((
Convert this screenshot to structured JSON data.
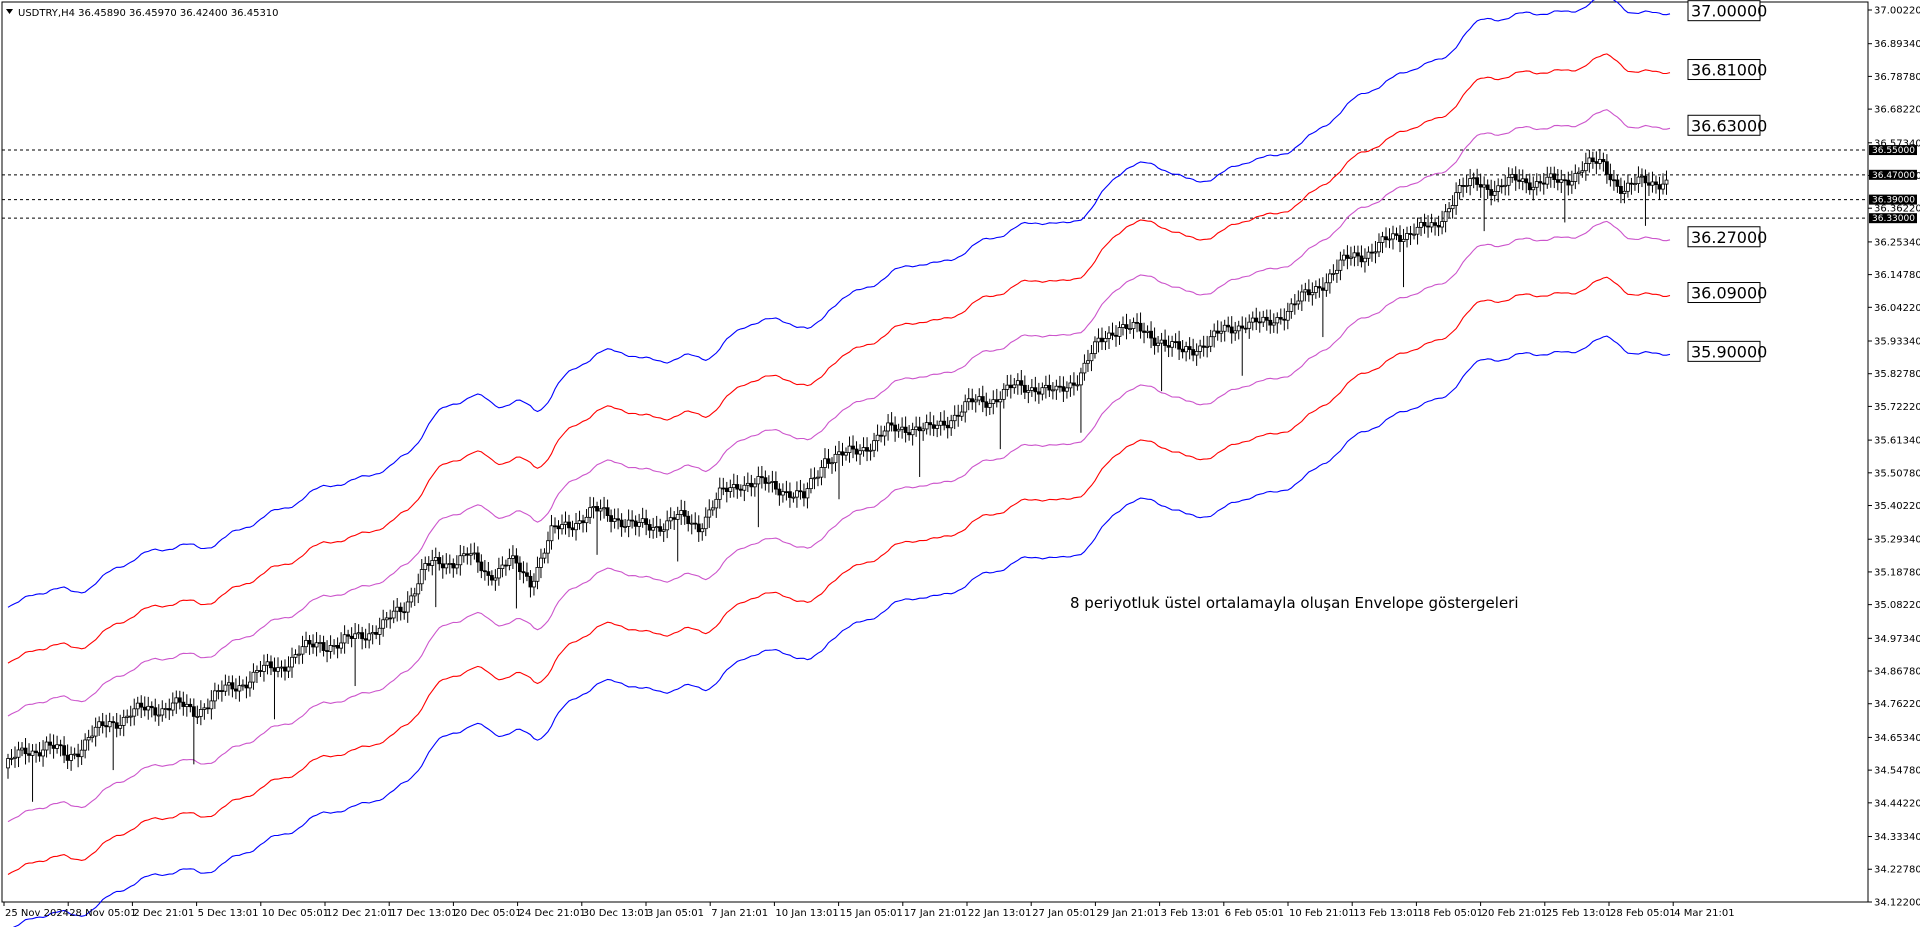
{
  "window": {
    "title": "USDTRY,H4  36.45890 36.45970 36.42400 36.45310"
  },
  "chart_data": {
    "type": "candlestick",
    "symbol": "USDTRY",
    "timeframe": "H4",
    "ylim": [
      34.122,
      37.0022
    ],
    "ytick_labels": [
      "37.00220",
      "36.89340",
      "36.78780",
      "36.68220",
      "36.57340",
      "36.46780",
      "36.36220",
      "36.25340",
      "36.14780",
      "36.04220",
      "35.93340",
      "35.82780",
      "35.72220",
      "35.61340",
      "35.50780",
      "35.40220",
      "35.29340",
      "35.18780",
      "35.08220",
      "34.97340",
      "34.86780",
      "34.76220",
      "34.65340",
      "34.54780",
      "34.44220",
      "34.33340",
      "34.22780",
      "34.12200"
    ],
    "xtick_labels": [
      "25 Nov 2024",
      "28 Nov 05:01",
      "2 Dec 21:01",
      "5 Dec 13:01",
      "10 Dec 05:01",
      "12 Dec 21:01",
      "17 Dec 13:01",
      "20 Dec 05:01",
      "24 Dec 21:01",
      "30 Dec 13:01",
      "3 Jan 05:01",
      "7 Jan 21:01",
      "10 Jan 13:01",
      "15 Jan 05:01",
      "17 Jan 21:01",
      "22 Jan 13:01",
      "27 Jan 05:01",
      "29 Jan 21:01",
      "3 Feb 13:01",
      "6 Feb 05:01",
      "10 Feb 21:01",
      "13 Feb 13:01",
      "18 Feb 05:01",
      "20 Feb 21:01",
      "25 Feb 13:01",
      "28 Feb 05:01",
      "4 Mar 21:01"
    ],
    "close_path": [
      [
        0,
        34.555
      ],
      [
        1,
        34.61
      ],
      [
        2,
        34.625
      ],
      [
        3,
        34.59
      ],
      [
        4,
        34.65
      ],
      [
        5,
        34.7
      ],
      [
        6,
        34.73
      ],
      [
        7,
        34.745
      ],
      [
        8,
        34.76
      ],
      [
        9,
        34.735
      ],
      [
        10,
        34.785
      ],
      [
        11,
        34.82
      ],
      [
        12,
        34.86
      ],
      [
        13,
        34.88
      ],
      [
        14,
        34.925
      ],
      [
        15,
        34.96
      ],
      [
        16,
        34.95
      ],
      [
        17,
        34.99
      ],
      [
        18,
        35.01
      ],
      [
        19,
        35.08
      ],
      [
        20,
        35.2
      ],
      [
        21,
        35.22
      ],
      [
        22,
        35.24
      ],
      [
        23,
        35.18
      ],
      [
        24,
        35.22
      ],
      [
        25,
        35.16
      ],
      [
        26,
        35.31
      ],
      [
        27,
        35.35
      ],
      [
        28,
        35.38
      ],
      [
        29,
        35.37
      ],
      [
        30,
        35.33
      ],
      [
        31,
        35.34
      ],
      [
        32,
        35.36
      ],
      [
        33,
        35.34
      ],
      [
        34,
        35.43
      ],
      [
        35,
        35.48
      ],
      [
        36,
        35.47
      ],
      [
        37,
        35.46
      ],
      [
        38,
        35.42
      ],
      [
        39,
        35.56
      ],
      [
        40,
        35.56
      ],
      [
        41,
        35.6
      ],
      [
        42,
        35.64
      ],
      [
        43,
        35.66
      ],
      [
        44,
        35.64
      ],
      [
        45,
        35.69
      ],
      [
        46,
        35.73
      ],
      [
        47,
        35.75
      ],
      [
        48,
        35.78
      ],
      [
        49,
        35.79
      ],
      [
        50,
        35.76
      ],
      [
        51,
        35.82
      ],
      [
        52,
        35.92
      ],
      [
        53,
        35.99
      ],
      [
        54,
        35.96
      ],
      [
        55,
        35.94
      ],
      [
        56,
        35.89
      ],
      [
        57,
        35.93
      ],
      [
        58,
        35.96
      ],
      [
        59,
        36.0
      ],
      [
        60,
        35.98
      ],
      [
        61,
        36.04
      ],
      [
        62,
        36.08
      ],
      [
        63,
        36.15
      ],
      [
        64,
        36.2
      ],
      [
        65,
        36.23
      ],
      [
        66,
        36.26
      ],
      [
        67,
        36.3
      ],
      [
        68,
        36.29
      ],
      [
        69,
        36.42
      ],
      [
        70,
        36.44
      ],
      [
        71,
        36.43
      ],
      [
        72,
        36.45
      ],
      [
        73,
        36.45
      ],
      [
        74,
        36.44
      ],
      [
        75,
        36.5
      ],
      [
        76,
        36.5
      ],
      [
        77,
        36.42
      ],
      [
        78,
        36.45
      ],
      [
        79,
        36.453
      ]
    ],
    "envelopes": {
      "ma": "EMA 8",
      "lines": [
        {
          "color": "#0000ff",
          "deviation": "+",
          "last": 37.0
        },
        {
          "color": "#ff0000",
          "deviation": "+",
          "last": 36.81
        },
        {
          "color": "#cc55cc",
          "deviation": "+",
          "last": 36.63
        },
        {
          "color": "#cc55cc",
          "deviation": "-",
          "last": 36.27
        },
        {
          "color": "#ff0000",
          "deviation": "-",
          "last": 36.09
        },
        {
          "color": "#0000ff",
          "deviation": "-",
          "last": 35.9
        }
      ]
    },
    "level_labels": [
      {
        "value": 37.0,
        "text": "37.00000",
        "color": "#0000ff"
      },
      {
        "value": 36.81,
        "text": "36.81000",
        "color": "#ff0000"
      },
      {
        "value": 36.63,
        "text": "36.63000",
        "color": "#cc55cc"
      },
      {
        "value": 36.27,
        "text": "36.27000",
        "color": "#cc55cc"
      },
      {
        "value": 36.09,
        "text": "36.09000",
        "color": "#ff0000"
      },
      {
        "value": 35.9,
        "text": "35.90000",
        "color": "#0000ff"
      }
    ],
    "horizontal_lines": [
      {
        "value": 36.55,
        "text": "36.55000"
      },
      {
        "value": 36.47,
        "text": "36.47000"
      },
      {
        "value": 36.39,
        "text": "36.39000"
      },
      {
        "value": 36.33,
        "text": "36.33000"
      }
    ],
    "axis_markers": [
      {
        "value": 36.4531,
        "text": "36.45310"
      },
      {
        "value": 36.3627,
        "text": "36.36270"
      },
      {
        "value": 36.5734,
        "text": "36.57340"
      }
    ],
    "annotation": "8 periyotluk üstel ortalamayla oluşan Envelope göstergeleri",
    "grid": false,
    "legend": "none"
  }
}
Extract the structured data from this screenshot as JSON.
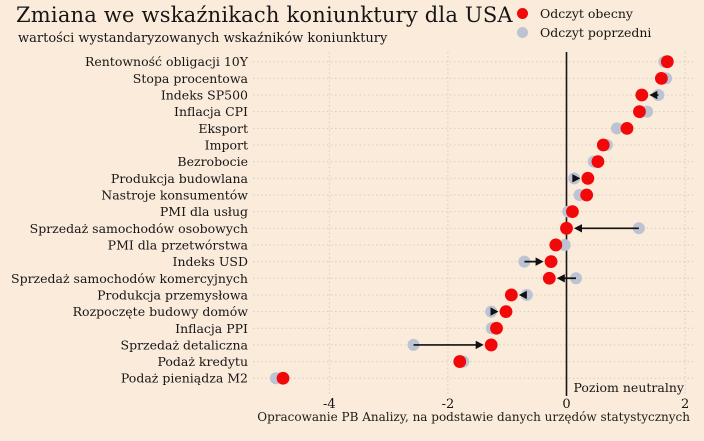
{
  "colors": {
    "background": "#fbebdb",
    "current": "#f20808",
    "previous": "#bcc3d2",
    "grid": "#d8cdc0",
    "neutral_line": "#151515",
    "arrow": "#111111",
    "text": "#161616"
  },
  "chart_data": {
    "type": "scatter",
    "variant": "dumbbell-dot-plot",
    "title": "Zmiana we wskaźnikach koniunktury dla USA",
    "subtitle": "wartości wystandaryzowanych wskaźników koniunktury",
    "source": "Opracowanie PB Analizy, na podstawie danych urzędów statystycznych",
    "legend": {
      "current": "Odczyt obecny",
      "previous": "Odczyt poprzedni"
    },
    "xlabel": "",
    "ylabel": "",
    "xlim": [
      -5.1,
      2.15
    ],
    "x_ticks": [
      -4,
      -2,
      0,
      2
    ],
    "grid_x_dotted": [
      -4,
      -2,
      2
    ],
    "neutral_x": 0,
    "neutral_label": "Poziom neutralny",
    "rows": [
      {
        "label": "Rentowność obligacji 10Y",
        "current": 1.7,
        "previous": 1.65,
        "arrow": false
      },
      {
        "label": "Stopa procentowa",
        "current": 1.6,
        "previous": 1.68,
        "arrow": false
      },
      {
        "label": "Indeks SP500",
        "current": 1.27,
        "previous": 1.55,
        "arrow": true
      },
      {
        "label": "Inflacja CPI",
        "current": 1.23,
        "previous": 1.36,
        "arrow": false
      },
      {
        "label": "Eksport",
        "current": 1.02,
        "previous": 0.85,
        "arrow": false
      },
      {
        "label": "Import",
        "current": 0.62,
        "previous": 0.68,
        "arrow": false
      },
      {
        "label": "Bezrobocie",
        "current": 0.53,
        "previous": 0.46,
        "arrow": false
      },
      {
        "label": "Produkcja budowlana",
        "current": 0.36,
        "previous": 0.13,
        "arrow": true
      },
      {
        "label": "Nastroje konsumentów",
        "current": 0.34,
        "previous": 0.22,
        "arrow": false
      },
      {
        "label": "PMI dla usług",
        "current": 0.1,
        "previous": 0.03,
        "arrow": false
      },
      {
        "label": "Sprzedaż samochodów osobowych",
        "current": 0.0,
        "previous": 1.22,
        "arrow": true
      },
      {
        "label": "PMI dla przetwórstwa",
        "current": -0.18,
        "previous": -0.03,
        "arrow": false
      },
      {
        "label": "Indeks USD",
        "current": -0.26,
        "previous": -0.71,
        "arrow": true
      },
      {
        "label": "Sprzedaż samochodów komercyjnych",
        "current": -0.29,
        "previous": 0.16,
        "arrow": true
      },
      {
        "label": "Produkcja przemysłowa",
        "current": -0.93,
        "previous": -0.67,
        "arrow": true
      },
      {
        "label": "Rozpoczęte budowy domów",
        "current": -1.02,
        "previous": -1.27,
        "arrow": true
      },
      {
        "label": "Inflacja PPI",
        "current": -1.18,
        "previous": -1.26,
        "arrow": false
      },
      {
        "label": "Sprzedaż detaliczna",
        "current": -1.27,
        "previous": -2.58,
        "arrow": true
      },
      {
        "label": "Podaż kredytu",
        "current": -1.8,
        "previous": -1.74,
        "arrow": false
      },
      {
        "label": "Podaż pieniądza M2",
        "current": -4.78,
        "previous": -4.9,
        "arrow": false
      }
    ]
  }
}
))
### [WORK TO DO]
Each line in the data that holds the string "koniunktury" should be found and copied.

### [WRITTEN SOLUTION]
    "title": "Zmiana we wskaźnikach koniunktury dla USA",
    "subtitle": "wartości wystandaryzowanych wskaźników koniunktury",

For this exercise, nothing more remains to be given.